● **TASK REQUIREMENTS**
Copy each line with the word "trong" in it.

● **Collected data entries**
+---+
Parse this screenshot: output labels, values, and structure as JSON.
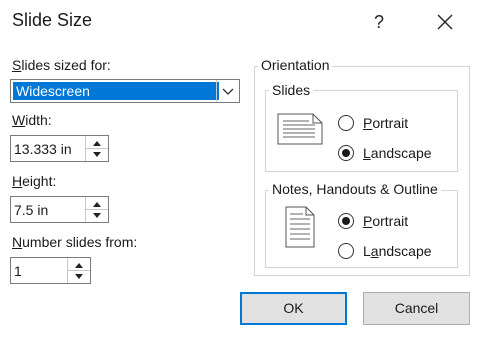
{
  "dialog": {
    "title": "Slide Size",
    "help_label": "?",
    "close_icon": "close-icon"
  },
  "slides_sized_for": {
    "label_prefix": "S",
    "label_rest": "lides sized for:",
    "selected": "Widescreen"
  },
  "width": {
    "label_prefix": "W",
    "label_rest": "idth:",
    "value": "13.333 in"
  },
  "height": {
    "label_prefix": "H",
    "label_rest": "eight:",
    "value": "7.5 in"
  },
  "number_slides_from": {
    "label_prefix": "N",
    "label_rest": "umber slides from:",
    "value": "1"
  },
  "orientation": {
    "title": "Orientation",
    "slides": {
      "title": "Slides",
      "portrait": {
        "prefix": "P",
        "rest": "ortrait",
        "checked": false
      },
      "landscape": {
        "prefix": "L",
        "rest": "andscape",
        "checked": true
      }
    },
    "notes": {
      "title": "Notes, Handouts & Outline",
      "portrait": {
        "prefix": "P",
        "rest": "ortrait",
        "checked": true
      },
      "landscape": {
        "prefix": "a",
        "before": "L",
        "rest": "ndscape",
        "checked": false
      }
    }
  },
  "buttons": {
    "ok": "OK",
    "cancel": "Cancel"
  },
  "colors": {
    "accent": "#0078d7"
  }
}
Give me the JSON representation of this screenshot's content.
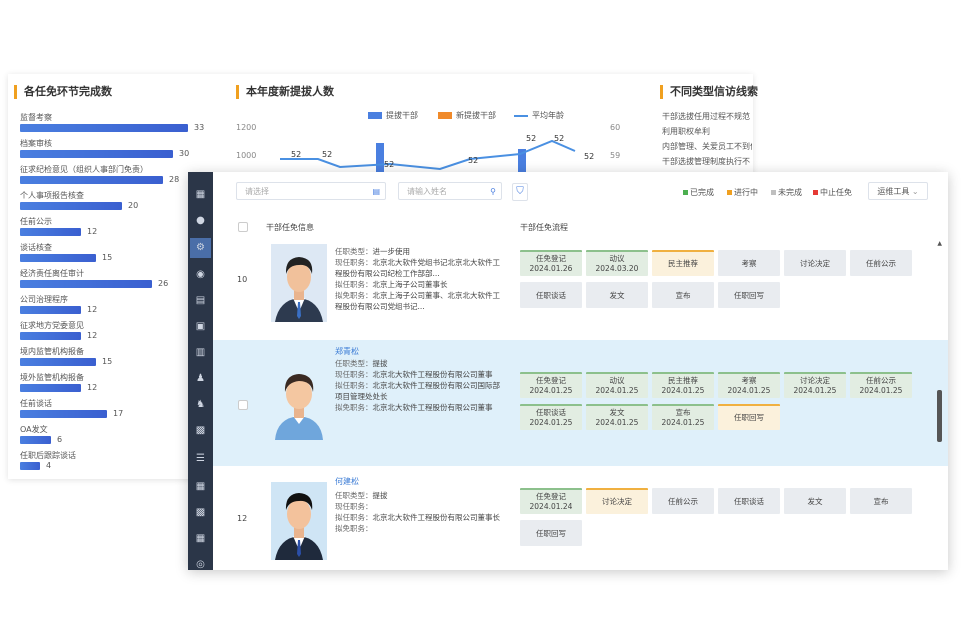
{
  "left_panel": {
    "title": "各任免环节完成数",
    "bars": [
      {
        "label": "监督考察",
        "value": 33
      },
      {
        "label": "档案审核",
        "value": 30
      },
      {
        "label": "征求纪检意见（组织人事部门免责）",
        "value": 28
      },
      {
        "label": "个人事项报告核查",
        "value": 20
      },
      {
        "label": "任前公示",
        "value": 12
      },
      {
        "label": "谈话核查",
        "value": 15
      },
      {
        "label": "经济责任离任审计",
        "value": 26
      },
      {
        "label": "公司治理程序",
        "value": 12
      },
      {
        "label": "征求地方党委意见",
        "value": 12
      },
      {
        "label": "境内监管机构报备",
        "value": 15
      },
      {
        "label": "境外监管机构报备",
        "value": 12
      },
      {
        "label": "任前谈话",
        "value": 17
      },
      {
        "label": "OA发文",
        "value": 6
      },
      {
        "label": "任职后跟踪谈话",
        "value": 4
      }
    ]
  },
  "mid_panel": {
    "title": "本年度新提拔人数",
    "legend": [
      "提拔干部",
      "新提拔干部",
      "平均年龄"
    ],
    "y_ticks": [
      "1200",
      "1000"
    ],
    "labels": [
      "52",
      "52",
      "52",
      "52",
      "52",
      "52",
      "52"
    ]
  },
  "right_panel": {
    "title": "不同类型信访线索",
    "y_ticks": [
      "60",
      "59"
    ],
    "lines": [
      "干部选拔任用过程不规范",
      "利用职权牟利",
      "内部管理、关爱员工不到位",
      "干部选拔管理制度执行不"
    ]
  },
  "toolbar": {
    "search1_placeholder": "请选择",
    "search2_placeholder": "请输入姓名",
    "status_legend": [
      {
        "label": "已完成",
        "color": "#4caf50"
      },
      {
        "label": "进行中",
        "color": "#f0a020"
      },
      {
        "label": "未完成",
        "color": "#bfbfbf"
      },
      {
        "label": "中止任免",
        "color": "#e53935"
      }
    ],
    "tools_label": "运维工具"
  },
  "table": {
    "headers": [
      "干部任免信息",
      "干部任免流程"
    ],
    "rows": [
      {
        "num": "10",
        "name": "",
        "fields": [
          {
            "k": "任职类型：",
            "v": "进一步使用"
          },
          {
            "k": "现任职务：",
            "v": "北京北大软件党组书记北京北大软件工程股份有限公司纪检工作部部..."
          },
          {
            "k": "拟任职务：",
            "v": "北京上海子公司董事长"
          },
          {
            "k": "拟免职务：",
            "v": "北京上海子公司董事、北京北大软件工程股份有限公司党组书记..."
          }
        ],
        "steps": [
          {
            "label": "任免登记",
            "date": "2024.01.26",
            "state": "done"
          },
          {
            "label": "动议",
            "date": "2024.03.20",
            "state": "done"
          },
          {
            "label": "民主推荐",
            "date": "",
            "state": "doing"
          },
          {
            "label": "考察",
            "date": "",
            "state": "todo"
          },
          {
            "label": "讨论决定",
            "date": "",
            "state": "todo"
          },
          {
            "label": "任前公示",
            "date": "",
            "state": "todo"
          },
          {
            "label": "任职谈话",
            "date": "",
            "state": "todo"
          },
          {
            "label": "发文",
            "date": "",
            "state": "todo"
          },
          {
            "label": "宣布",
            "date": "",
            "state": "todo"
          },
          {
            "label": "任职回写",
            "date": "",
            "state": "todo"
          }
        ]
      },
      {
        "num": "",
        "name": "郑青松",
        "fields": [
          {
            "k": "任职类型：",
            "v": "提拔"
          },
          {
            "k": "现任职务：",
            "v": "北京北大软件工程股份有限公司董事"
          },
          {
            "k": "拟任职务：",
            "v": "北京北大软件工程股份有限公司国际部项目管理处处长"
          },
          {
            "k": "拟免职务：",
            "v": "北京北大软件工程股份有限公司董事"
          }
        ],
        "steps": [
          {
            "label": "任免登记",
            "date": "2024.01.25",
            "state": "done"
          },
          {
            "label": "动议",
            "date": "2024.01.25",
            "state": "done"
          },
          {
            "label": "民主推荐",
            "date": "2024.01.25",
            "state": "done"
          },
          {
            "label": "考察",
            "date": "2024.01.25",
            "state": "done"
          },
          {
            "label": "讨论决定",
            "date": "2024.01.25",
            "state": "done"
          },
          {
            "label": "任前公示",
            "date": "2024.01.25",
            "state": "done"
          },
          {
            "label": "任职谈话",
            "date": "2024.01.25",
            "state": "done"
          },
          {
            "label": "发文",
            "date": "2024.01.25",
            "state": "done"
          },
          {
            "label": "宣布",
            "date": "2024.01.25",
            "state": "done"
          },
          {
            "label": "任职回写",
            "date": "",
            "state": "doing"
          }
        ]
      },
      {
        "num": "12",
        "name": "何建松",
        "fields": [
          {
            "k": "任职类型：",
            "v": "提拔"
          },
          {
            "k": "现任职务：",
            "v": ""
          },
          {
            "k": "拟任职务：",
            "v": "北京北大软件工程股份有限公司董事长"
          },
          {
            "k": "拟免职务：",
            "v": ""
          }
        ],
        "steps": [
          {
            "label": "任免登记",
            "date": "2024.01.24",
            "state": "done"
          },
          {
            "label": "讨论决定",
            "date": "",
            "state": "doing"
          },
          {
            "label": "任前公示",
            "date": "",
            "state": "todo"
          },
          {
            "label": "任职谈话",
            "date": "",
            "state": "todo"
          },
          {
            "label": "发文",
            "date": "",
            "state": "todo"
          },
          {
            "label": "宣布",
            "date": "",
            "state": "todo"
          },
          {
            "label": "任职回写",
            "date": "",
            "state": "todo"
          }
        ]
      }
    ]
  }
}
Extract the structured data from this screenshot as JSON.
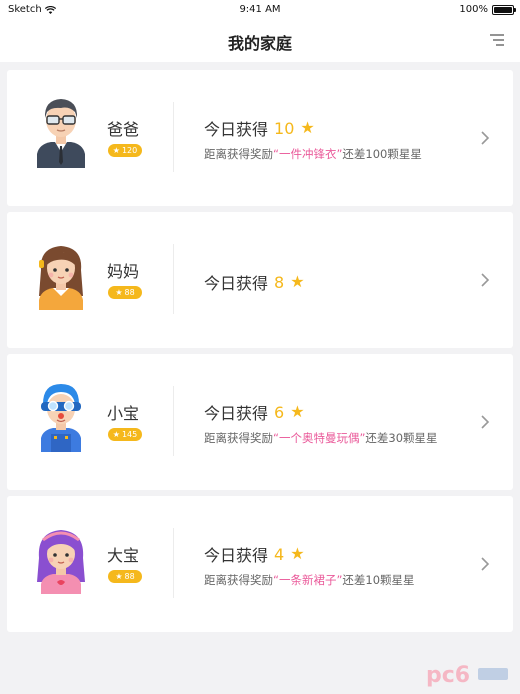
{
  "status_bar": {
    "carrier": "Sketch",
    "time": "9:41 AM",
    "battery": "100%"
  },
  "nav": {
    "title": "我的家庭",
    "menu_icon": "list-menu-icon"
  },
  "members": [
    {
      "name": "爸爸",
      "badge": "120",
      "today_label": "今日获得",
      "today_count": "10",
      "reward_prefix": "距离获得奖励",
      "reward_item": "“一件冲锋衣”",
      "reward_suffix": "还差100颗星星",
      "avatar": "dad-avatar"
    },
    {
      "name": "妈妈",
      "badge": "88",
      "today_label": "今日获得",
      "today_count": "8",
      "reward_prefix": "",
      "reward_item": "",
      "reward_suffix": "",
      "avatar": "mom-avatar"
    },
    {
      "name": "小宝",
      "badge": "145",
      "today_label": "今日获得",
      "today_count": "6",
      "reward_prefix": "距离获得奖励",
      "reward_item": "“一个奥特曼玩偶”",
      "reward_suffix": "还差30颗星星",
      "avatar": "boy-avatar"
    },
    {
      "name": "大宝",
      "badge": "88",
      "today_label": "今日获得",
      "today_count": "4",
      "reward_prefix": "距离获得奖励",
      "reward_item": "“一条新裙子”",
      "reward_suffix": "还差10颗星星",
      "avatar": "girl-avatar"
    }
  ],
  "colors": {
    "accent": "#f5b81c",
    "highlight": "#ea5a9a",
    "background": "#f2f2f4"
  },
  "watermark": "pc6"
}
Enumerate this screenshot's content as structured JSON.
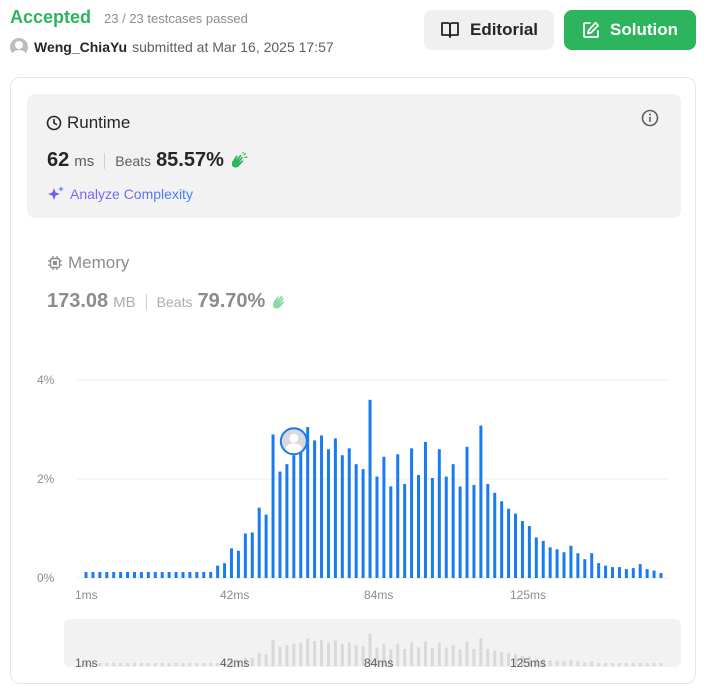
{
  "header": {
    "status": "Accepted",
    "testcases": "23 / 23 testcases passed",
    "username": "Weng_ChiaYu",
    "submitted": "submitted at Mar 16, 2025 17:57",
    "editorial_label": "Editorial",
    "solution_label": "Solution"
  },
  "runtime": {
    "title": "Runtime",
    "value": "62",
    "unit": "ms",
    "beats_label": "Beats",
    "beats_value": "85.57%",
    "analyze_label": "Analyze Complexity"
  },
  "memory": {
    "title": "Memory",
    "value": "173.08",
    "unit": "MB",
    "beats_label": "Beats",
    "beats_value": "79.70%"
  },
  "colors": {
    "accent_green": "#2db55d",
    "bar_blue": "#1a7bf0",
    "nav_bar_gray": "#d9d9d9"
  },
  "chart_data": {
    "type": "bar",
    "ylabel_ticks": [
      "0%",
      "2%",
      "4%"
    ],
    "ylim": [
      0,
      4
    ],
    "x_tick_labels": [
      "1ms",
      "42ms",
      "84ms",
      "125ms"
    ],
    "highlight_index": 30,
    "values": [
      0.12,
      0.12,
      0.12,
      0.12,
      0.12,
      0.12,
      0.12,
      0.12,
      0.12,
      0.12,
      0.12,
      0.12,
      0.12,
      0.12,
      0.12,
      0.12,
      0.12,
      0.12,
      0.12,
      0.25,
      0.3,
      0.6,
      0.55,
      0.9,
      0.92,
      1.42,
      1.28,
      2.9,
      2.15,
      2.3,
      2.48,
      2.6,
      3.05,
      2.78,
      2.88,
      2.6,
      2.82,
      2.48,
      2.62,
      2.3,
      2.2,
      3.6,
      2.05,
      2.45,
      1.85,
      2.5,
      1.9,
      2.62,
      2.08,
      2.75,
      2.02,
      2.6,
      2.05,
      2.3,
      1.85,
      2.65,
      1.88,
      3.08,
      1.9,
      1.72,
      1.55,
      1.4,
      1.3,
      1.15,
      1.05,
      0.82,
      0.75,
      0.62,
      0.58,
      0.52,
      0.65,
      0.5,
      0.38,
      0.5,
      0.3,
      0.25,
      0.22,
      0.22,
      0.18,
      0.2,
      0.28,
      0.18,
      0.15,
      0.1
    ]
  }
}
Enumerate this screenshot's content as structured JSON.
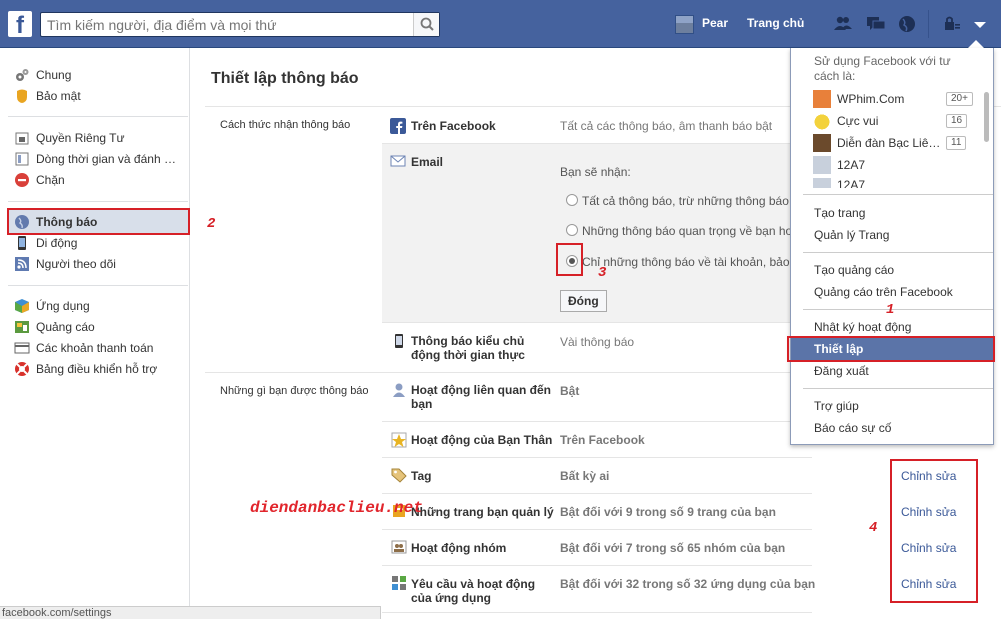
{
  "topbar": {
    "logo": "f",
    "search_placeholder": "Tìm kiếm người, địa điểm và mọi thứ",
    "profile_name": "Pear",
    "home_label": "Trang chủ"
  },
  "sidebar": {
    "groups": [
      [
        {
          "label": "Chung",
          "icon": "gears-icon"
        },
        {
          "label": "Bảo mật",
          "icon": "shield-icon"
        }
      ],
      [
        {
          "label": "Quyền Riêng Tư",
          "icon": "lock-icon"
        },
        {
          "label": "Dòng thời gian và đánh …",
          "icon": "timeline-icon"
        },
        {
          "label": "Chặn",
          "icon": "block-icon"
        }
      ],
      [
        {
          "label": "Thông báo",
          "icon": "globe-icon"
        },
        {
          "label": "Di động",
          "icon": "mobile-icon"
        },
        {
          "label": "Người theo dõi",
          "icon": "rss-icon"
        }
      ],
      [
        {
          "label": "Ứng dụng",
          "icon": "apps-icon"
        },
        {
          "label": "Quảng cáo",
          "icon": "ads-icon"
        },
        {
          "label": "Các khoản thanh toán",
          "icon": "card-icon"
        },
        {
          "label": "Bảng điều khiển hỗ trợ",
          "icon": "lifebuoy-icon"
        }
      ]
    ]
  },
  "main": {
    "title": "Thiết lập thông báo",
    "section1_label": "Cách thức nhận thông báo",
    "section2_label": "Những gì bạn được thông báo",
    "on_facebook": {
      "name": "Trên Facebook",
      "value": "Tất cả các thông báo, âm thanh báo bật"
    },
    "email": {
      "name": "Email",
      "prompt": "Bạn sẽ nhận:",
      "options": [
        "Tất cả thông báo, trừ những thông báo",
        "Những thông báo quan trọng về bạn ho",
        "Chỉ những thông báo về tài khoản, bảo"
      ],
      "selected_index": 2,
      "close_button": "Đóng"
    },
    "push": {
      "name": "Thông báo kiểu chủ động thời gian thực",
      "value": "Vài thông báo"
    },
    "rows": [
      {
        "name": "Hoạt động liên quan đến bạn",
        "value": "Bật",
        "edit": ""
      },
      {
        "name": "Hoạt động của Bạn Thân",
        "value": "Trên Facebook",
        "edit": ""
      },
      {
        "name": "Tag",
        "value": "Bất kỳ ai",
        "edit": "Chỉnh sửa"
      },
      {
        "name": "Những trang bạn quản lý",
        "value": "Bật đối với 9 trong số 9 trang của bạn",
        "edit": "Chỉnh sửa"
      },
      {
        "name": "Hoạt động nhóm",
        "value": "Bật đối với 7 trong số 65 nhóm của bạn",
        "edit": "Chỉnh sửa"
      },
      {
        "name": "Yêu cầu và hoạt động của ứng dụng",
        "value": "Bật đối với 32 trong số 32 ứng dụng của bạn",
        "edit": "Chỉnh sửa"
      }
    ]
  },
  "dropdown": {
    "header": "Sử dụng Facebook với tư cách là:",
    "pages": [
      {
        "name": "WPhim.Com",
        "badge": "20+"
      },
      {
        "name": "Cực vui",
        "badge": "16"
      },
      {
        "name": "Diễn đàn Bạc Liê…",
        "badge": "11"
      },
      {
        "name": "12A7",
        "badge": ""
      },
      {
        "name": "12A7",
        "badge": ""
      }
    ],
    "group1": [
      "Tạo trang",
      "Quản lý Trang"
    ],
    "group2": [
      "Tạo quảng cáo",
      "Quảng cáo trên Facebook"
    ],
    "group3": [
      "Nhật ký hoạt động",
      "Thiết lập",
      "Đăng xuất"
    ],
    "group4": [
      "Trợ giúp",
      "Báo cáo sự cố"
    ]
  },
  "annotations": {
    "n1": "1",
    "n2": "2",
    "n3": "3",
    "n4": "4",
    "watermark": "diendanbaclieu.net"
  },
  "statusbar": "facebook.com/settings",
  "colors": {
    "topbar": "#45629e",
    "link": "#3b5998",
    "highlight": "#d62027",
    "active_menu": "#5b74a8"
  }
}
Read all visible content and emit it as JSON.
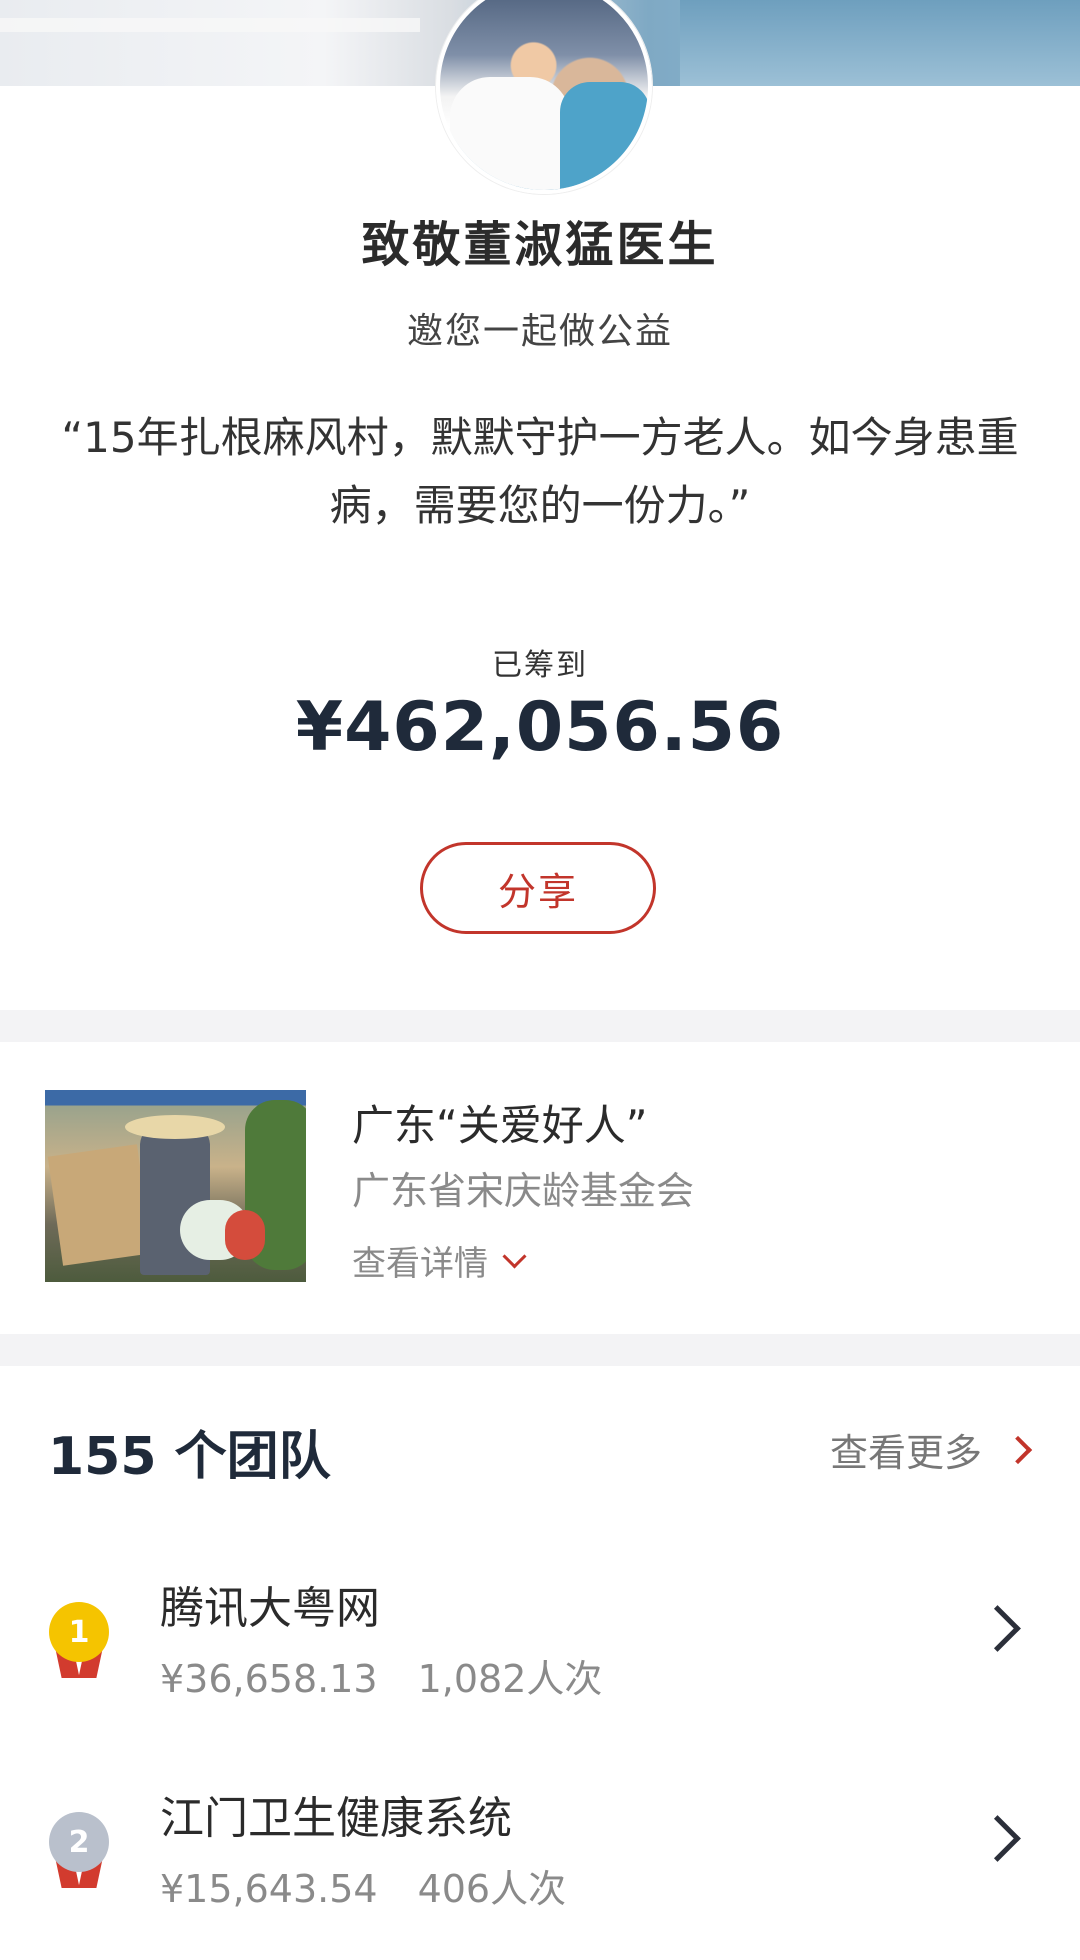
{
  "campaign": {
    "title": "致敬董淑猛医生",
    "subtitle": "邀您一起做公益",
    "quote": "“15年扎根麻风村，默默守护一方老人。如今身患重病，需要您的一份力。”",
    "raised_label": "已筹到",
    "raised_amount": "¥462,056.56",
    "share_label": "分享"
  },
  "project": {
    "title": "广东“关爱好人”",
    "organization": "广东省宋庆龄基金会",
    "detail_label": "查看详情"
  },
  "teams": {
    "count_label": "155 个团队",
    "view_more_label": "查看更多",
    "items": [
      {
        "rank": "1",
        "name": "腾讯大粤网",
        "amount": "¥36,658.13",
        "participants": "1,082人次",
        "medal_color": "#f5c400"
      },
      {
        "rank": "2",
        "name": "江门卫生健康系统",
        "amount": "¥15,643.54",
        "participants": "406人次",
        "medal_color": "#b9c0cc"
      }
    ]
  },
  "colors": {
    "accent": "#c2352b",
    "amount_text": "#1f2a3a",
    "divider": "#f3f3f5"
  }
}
+---+
● **COMPLETE RESPONSE**
        "value": "Bật đối với 9 trong số 9 trang của bạn",
        "value": "Bật đối với 7 trong số 65 nhóm của bạn",
        "value": "Bật đối với 32 trong số 32 ứng dụng của bạn",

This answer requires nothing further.